- _EXERCISE DETAILS_
Write out the material again word for word, dropping any images it holds.

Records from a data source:
-- START --

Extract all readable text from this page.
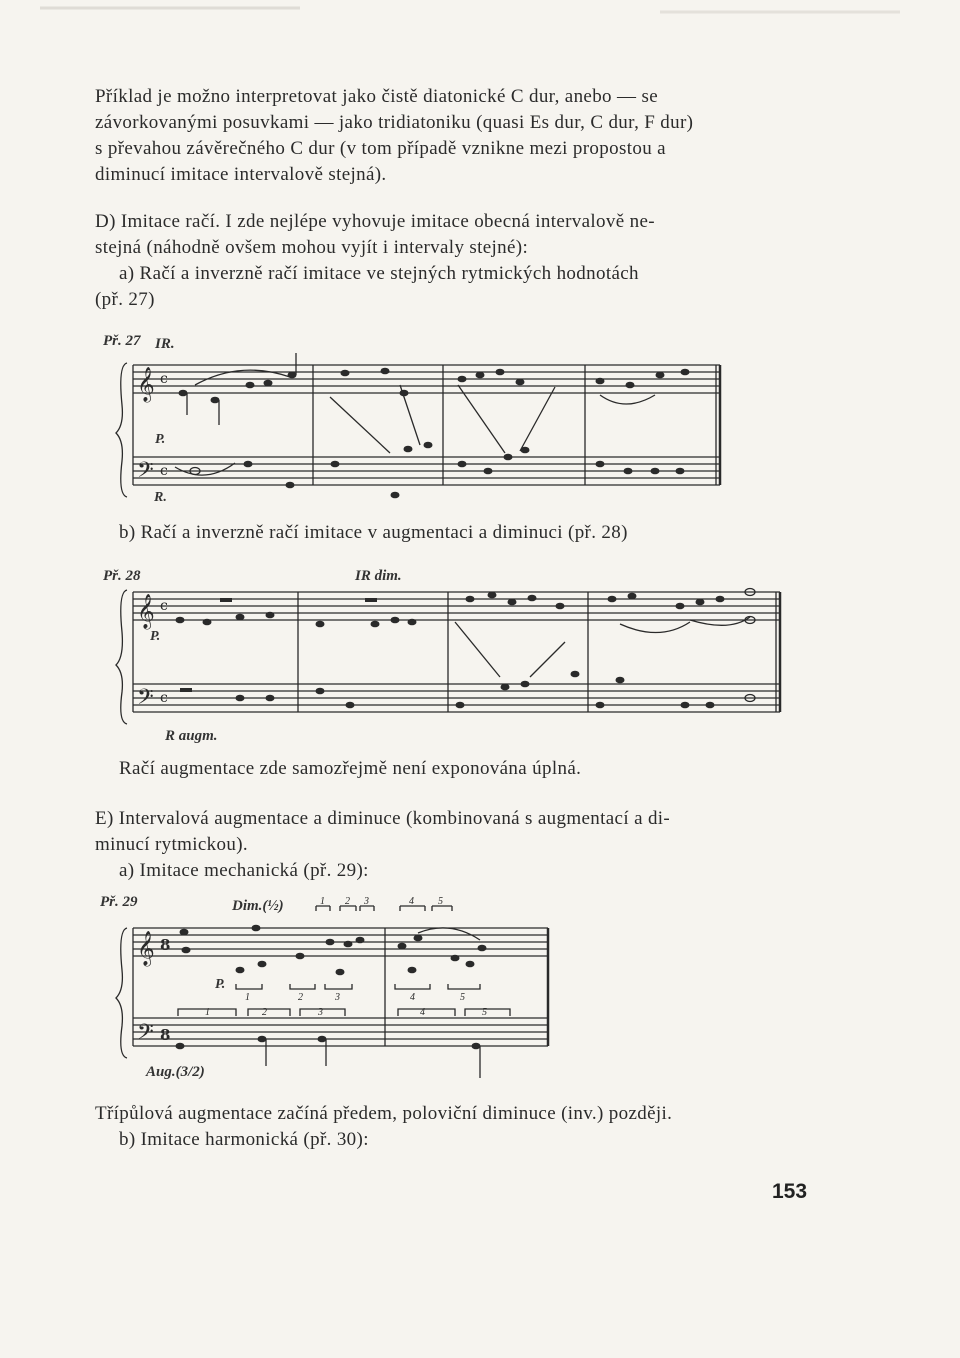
Příklad je možno interpretovat jako čistě diatonické C dur, anebo — se
závorkovanými posuvkami — jako tridiatoniku (quasi Es dur, C dur, F dur)
s převahou závěrečného C dur (v tom případě vznikne mezi propostou a
diminucí imitace intervalově stejná).
D) Imitace račí. I zde nejlépe vyhovuje imitace obecná intervalově ne-
stejná (náhodně ovšem mohou vyjít i intervaly stejné):
a) Račí a inverzně račí imitace ve stejných rytmických hodnotách
(př. 27)
Př. 27 IR.
P.
R.
𝄞
𝄢
c
c
b) Račí a inverzně račí imitace v augmentaci a diminuci (př. 28)
Př. 28	IR dim.
P.
R augm.
𝄞
𝄢
c
c
Račí augmentace zde samozřejmě není exponována úplná.
E) Intervalová augmentace a diminuce (kombinovaná s augmentací a di-
minucí rytmickou).
a) Imitace mechanická (př. 29):
Př. 29	Dim.(½)
Aug.(3/2)
P.
1 2 3	4 5
1	2	3	4	5
1	2	3	4	5
𝄞
𝄢
8
8
Třípůlová augmentace začíná předem, poloviční diminuce (inv.) později.
b) Imitace harmonická (př. 30):
153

-- END --

- _WRITTEN SOLUTION_
Extract all readable text from this page.
Příklad je možno interpretovat jako čistě diatonické C dur, anebo — se
závorkovanými posuvkami — jako tridiatoniku (quasi Es dur, C dur, F dur)
s převahou závěrečného C dur (v tom případě vznikne mezi propostou a
diminucí imitace intervalově stejná).
D) Imitace račí. I zde nejlépe vyhovuje imitace obecná intervalově ne-
stejná (náhodně ovšem mohou vyjít i intervaly stejné):
a) Račí a inverzně račí imitace ve stejných rytmických hodnotách
(př. 27)
Př. 27 IR.
P.
R.
𝄞
𝄢
c
c
b) Račí a inverzně račí imitace v augmentaci a diminuci (př. 28)
Př. 28	IR dim.
P.
R augm.
𝄞
𝄢
c
c
Račí augmentace zde samozřejmě není exponována úplná.
E) Intervalová augmentace a diminuce (kombinovaná s augmentací a di-
minucí rytmickou).
a) Imitace mechanická (př. 29):
Př. 29	Dim.(½)
Aug.(3/2)
P.
1 2 3	4 5
1	2	3	4	5
1	2	3	4	5
𝄞
𝄢
8
8
Třípůlová augmentace začíná předem, poloviční diminuce (inv.) později.
b) Imitace harmonická (př. 30):
153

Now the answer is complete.